THE PROBLEM » Please write out the material below exactly as given.

(Stored records)
::::
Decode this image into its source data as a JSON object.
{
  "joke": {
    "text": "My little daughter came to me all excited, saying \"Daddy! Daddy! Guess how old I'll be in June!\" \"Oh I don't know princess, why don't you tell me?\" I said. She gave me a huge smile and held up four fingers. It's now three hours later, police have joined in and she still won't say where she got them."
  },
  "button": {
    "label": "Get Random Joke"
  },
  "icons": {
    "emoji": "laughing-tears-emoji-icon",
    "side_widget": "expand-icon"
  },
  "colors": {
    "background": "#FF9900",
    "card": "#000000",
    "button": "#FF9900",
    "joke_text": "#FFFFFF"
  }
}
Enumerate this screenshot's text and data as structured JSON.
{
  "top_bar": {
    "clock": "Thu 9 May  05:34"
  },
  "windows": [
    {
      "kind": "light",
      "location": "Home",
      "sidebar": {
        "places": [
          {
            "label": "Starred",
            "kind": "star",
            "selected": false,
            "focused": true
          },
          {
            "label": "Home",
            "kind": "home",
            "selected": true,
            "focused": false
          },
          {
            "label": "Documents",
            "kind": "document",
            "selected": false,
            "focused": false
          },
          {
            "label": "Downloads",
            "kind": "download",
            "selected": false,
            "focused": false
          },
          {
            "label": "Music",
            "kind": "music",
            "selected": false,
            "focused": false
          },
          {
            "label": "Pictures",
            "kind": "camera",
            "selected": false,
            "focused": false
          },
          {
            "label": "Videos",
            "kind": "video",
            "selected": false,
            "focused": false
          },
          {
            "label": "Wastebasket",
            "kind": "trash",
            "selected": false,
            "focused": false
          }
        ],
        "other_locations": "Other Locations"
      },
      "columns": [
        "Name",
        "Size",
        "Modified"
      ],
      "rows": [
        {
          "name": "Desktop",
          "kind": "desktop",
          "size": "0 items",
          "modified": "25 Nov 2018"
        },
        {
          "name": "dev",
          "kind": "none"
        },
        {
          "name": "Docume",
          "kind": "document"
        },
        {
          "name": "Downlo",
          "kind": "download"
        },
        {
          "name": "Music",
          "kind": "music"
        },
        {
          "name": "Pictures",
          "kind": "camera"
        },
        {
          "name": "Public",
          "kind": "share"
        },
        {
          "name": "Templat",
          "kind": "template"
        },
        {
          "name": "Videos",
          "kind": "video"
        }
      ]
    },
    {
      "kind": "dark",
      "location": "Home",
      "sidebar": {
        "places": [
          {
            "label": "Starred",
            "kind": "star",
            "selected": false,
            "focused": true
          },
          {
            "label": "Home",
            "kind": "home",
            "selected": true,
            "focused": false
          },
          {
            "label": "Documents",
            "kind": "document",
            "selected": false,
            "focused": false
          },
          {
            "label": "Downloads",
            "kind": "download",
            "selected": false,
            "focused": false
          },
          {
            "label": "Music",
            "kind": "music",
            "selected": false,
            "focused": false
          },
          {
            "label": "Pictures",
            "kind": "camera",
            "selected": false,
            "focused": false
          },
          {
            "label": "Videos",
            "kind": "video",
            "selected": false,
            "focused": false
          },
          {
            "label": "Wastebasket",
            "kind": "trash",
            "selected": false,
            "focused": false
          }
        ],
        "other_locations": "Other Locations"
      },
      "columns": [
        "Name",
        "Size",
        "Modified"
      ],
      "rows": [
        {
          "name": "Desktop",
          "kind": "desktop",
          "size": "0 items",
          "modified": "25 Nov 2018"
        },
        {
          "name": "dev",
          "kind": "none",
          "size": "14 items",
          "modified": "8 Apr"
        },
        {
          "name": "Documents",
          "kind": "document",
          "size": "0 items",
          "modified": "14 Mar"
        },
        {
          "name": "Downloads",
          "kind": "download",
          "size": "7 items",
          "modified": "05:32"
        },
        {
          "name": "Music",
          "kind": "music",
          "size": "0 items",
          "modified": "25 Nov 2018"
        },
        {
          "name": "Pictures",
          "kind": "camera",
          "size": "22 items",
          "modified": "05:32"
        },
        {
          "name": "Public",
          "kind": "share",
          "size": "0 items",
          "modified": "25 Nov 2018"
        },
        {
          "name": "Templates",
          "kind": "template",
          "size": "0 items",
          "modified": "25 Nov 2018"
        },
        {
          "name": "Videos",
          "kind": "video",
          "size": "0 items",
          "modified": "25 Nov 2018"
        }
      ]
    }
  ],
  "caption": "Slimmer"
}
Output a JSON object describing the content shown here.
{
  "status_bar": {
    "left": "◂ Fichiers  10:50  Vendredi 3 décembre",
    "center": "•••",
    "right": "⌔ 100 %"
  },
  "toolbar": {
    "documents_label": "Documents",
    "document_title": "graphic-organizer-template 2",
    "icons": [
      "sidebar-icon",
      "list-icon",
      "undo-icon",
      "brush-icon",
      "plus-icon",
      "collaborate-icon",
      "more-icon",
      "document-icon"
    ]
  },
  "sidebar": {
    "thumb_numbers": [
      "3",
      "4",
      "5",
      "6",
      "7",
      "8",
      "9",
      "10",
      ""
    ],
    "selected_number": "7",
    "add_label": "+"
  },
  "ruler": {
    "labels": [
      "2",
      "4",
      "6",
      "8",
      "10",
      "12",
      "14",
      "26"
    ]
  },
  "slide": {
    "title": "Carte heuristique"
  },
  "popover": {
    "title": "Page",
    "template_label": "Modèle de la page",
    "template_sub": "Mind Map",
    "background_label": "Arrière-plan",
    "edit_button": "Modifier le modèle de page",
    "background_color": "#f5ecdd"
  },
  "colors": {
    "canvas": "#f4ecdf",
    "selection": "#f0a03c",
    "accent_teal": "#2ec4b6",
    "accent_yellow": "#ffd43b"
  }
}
::::
WRITTEN ANSWER »
Decode this image into its source data as a JSON object.
{
  "joke": {
    "text": "My little daughter came to me all excited, saying \"Daddy! Daddy! Guess how old I'll be in June!\" \"Oh I don't know princess, why don't you tell me?\" I said. She gave me a huge smile and held up four fingers. It's now three hours later, police have joined in and she still won't say where she got them."
  },
  "button": {
    "label": "Get Random Joke"
  },
  "icons": {
    "emoji": "laughing-tears-emoji-icon",
    "side_widget": "expand-icon"
  },
  "colors": {
    "background": "#FF9900",
    "card": "#000000",
    "button": "#FF9900",
    "joke_text": "#FFFFFF"
  }
}
Enumerate this screenshot's text and data as structured JSON.
{
  "top_bar": {
    "clock": "Thu 9 May  05:34"
  },
  "windows": [
    {
      "kind": "light",
      "location": "Home",
      "sidebar": {
        "places": [
          {
            "label": "Starred",
            "kind": "star",
            "selected": false,
            "focused": true
          },
          {
            "label": "Home",
            "kind": "home",
            "selected": true,
            "focused": false
          },
          {
            "label": "Documents",
            "kind": "document",
            "selected": false,
            "focused": false
          },
          {
            "label": "Downloads",
            "kind": "download",
            "selected": false,
            "focused": false
          },
          {
            "label": "Music",
            "kind": "music",
            "selected": false,
            "focused": false
          },
          {
            "label": "Pictures",
            "kind": "camera",
            "selected": false,
            "focused": false
          },
          {
            "label": "Videos",
            "kind": "video",
            "selected": false,
            "focused": false
          },
          {
            "label": "Wastebasket",
            "kind": "trash",
            "selected": false,
            "focused": false
          }
        ],
        "other_locations": "Other Locations"
      },
      "columns": [
        "Name",
        "Size",
        "Modified"
      ],
      "rows": [
        {
          "name": "Desktop",
          "kind": "desktop",
          "size": "0 items",
          "modified": "25 Nov 2018"
        },
        {
          "name": "dev",
          "kind": "none"
        },
        {
          "name": "Docume",
          "kind": "document"
        },
        {
          "name": "Downlo",
          "kind": "download"
        },
        {
          "name": "Music",
          "kind": "music"
        },
        {
          "name": "Pictures",
          "kind": "camera"
        },
        {
          "name": "Public",
          "kind": "share"
        },
        {
          "name": "Templat",
          "kind": "template"
        },
        {
          "name": "Videos",
          "kind": "video"
        }
      ]
    },
    {
      "kind": "dark",
      "location": "Home",
      "sidebar": {
        "places": [
          {
            "label": "Starred",
            "kind": "star",
            "selected": false,
            "focused": true
          },
          {
            "label": "Home",
            "kind": "home",
            "selected": true,
            "focused": false
          },
          {
            "label": "Documents",
            "kind": "document",
            "selected": false,
            "focused": false
          },
          {
            "label": "Downloads",
            "kind": "download",
            "selected": false,
            "focused": false
          },
          {
            "label": "Music",
            "kind": "music",
            "selected": false,
            "focused": false
          },
          {
            "label": "Pictures",
            "kind": "camera",
            "selected": false,
            "focused": false
          },
          {
            "label": "Videos",
            "kind": "video",
            "selected": false,
            "focused": false
          },
          {
            "label": "Wastebasket",
            "kind": "trash",
            "selected": false,
            "focused": false
          }
        ],
        "other_locations": "Other Locations"
      },
      "columns": [
        "Name",
        "Size",
        "Modified"
      ],
      "rows": [
        {
          "name": "Desktop",
          "kind": "desktop",
          "size": "0 items",
          "modified": "25 Nov 2018"
        },
        {
          "name": "dev",
          "kind": "none",
          "size": "14 items",
          "modified": "8 Apr"
        },
        {
          "name": "Documents",
          "kind": "document",
          "size": "0 items",
          "modified": "14 Mar"
        },
        {
          "name": "Downloads",
          "kind": "download",
          "size": "7 items",
          "modified": "05:32"
        },
        {
          "name": "Music",
          "kind": "music",
          "size": "0 items",
          "modified": "25 Nov 2018"
        },
        {
          "name": "Pictures",
          "kind": "camera",
          "size": "22 items",
          "modified": "05:32"
        },
        {
          "name": "Public",
          "kind": "share",
          "size": "0 items",
          "modified": "25 Nov 2018"
        },
        {
          "name": "Templates",
          "kind": "template",
          "size": "0 items",
          "modified": "25 Nov 2018"
        },
        {
          "name": "Videos",
          "kind": "video",
          "size": "0 items",
          "modified": "25 Nov 2018"
        }
      ]
    }
  ],
  "caption": "Slimmer"
}
Output a JSON object describing the content shown here.
{
  "status_bar": {
    "left": "◂ Fichiers  10:50  Vendredi 3 décembre",
    "center": "•••",
    "right": "⌔ 100 %"
  },
  "toolbar": {
    "documents_label": "Documents",
    "document_title": "graphic-organizer-template 2",
    "icons": [
      "sidebar-icon",
      "list-icon",
      "undo-icon",
      "brush-icon",
      "plus-icon",
      "collaborate-icon",
      "more-icon",
      "document-icon"
    ]
  },
  "sidebar": {
    "thumb_numbers": [
      "3",
      "4",
      "5",
      "6",
      "7",
      "8",
      "9",
      "10",
      ""
    ],
    "selected_number": "7",
    "add_label": "+"
  },
  "ruler": {
    "labels": [
      "2",
      "4",
      "6",
      "8",
      "10",
      "12",
      "14",
      "26"
    ]
  },
  "slide": {
    "title": "Carte heuristique"
  },
  "popover": {
    "title": "Page",
    "template_label": "Modèle de la page",
    "template_sub": "Mind Map",
    "background_label": "Arrière-plan",
    "edit_button": "Modifier le modèle de page",
    "background_color": "#f5ecdd"
  },
  "colors": {
    "canvas": "#f4ecdf",
    "selection": "#f0a03c",
    "accent_teal": "#2ec4b6",
    "accent_yellow": "#ffd43b"
  }
}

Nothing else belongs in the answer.